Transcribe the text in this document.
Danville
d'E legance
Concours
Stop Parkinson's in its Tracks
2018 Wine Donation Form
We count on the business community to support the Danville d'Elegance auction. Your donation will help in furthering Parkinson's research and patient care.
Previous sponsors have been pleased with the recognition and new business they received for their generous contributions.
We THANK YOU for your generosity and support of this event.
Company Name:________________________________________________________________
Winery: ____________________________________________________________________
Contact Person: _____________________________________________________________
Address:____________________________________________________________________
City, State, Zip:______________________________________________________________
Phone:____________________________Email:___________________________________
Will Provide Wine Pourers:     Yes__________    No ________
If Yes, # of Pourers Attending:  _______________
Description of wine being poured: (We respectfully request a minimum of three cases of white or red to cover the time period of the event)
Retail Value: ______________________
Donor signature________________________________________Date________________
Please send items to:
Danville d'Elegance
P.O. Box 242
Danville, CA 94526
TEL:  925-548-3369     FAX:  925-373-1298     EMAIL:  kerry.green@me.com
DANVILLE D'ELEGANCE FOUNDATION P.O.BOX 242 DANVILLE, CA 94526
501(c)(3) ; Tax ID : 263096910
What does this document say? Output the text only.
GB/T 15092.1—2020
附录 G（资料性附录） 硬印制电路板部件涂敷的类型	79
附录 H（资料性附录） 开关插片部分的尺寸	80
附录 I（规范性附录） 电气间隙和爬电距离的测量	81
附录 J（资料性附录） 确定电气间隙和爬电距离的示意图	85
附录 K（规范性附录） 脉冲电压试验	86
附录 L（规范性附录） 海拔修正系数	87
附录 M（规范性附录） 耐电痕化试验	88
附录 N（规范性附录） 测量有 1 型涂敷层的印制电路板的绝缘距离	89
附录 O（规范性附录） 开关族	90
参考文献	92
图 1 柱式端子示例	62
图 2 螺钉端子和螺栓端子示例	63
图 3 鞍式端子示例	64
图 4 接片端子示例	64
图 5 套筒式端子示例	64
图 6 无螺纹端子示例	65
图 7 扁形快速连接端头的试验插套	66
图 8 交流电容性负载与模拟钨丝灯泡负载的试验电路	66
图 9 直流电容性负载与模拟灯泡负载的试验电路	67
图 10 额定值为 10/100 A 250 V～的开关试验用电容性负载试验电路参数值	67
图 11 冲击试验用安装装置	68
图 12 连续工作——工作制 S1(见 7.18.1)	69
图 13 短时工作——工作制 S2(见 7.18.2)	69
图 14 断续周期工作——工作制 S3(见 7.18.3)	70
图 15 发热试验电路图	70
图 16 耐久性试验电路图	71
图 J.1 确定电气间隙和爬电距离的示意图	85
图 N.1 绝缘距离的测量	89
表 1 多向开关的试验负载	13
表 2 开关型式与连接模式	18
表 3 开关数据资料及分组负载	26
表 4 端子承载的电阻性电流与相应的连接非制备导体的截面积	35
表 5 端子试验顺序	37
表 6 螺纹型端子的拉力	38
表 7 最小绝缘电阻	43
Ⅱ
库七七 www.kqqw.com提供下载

+--

Problem to solve:
Looking at the material above, count the lines containing the string "Parkinson" and reply with the count alone.

Result of the task:
2